Goal of the exercise
Print all of the data exactly.

[Records from a dataset]
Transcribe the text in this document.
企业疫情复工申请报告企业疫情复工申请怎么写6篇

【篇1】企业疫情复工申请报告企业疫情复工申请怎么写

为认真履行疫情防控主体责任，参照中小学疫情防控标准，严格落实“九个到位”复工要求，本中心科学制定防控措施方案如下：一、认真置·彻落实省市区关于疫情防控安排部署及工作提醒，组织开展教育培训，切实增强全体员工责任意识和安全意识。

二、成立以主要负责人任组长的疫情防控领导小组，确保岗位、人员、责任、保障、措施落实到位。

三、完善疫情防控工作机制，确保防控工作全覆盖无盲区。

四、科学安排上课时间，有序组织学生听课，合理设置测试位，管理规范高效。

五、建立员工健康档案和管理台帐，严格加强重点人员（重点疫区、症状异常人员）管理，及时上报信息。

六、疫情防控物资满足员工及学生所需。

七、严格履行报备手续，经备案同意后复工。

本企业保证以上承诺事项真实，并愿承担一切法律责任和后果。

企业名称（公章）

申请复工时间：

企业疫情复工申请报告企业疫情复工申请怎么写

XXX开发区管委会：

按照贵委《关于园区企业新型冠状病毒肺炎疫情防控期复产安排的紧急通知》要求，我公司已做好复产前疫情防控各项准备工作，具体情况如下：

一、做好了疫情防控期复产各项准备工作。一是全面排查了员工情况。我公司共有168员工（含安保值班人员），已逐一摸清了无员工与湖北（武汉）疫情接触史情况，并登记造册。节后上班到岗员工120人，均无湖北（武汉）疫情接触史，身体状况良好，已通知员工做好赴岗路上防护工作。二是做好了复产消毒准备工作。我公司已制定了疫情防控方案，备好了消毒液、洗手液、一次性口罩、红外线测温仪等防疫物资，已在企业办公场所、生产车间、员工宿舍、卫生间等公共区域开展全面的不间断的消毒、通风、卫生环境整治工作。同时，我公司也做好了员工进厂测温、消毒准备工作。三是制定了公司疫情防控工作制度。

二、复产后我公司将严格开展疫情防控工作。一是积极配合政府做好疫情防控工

In response
Transcribe the text in this document.
企业疫情复工申请报告企业疫情复工申请怎么写6篇

【篇1】企业疫情复工申请报告企业疫情复工申请怎么写

为认真履行疫情防控主体责任，参照中小学疫情防控标准，严格落实“九个到位”复工要求，本中心科学制定防控措施方案如下：一、认真置·彻落实省市区关于疫情防控安排部署及工作提醒，组织开展教育培训，切实增强全体员工责任意识和安全意识。

二、成立以主要负责人任组长的疫情防控领导小组，确保岗位、人员、责任、保障、措施落实到位。

三、完善疫情防控工作机制，确保防控工作全覆盖无盲区。

四、科学安排上课时间，有序组织学生听课，合理设置测试位，管理规范高效。

五、建立员工健康档案和管理台帐，严格加强重点人员（重点疫区、症状异常人员）管理，及时上报信息。

六、疫情防控物资满足员工及学生所需。

七、严格履行报备手续，经备案同意后复工。

本企业保证以上承诺事项真实，并愿承担一切法律责任和后果。

企业名称（公章）

申请复工时间：

企业疫情复工申请报告企业疫情复工申请怎么写

XXX开发区管委会：

按照贵委《关于园区企业新型冠状病毒肺炎疫情防控期复产安排的紧急通知》要求，我公司已做好复产前疫情防控各项准备工作，具体情况如下：

一、做好了疫情防控期复产各项准备工作。一是全面排查了员工情况。我公司共有168员工（含安保值班人员），已逐一摸清了无员工与湖北（武汉）疫情接触史情况，并登记造册。节后上班到岗员工120人，均无湖北（武汉）疫情接触史，身体状况良好，已通知员工做好赴岗路上防护工作。二是做好了复产消毒准备工作。我公司已制定了疫情防控方案，备好了消毒液、洗手液、一次性口罩、红外线测温仪等防疫物资，已在企业办公场所、生产车间、员工宿舍、卫生间等公共区域开展全面的不间断的消毒、通风、卫生环境整治工作。同时，我公司也做好了员工进厂测温、消毒准备工作。三是制定了公司疫情防控工作制度。

二、复产后我公司将严格开展疫情防控工作。一是积极配合政府做好疫情防控工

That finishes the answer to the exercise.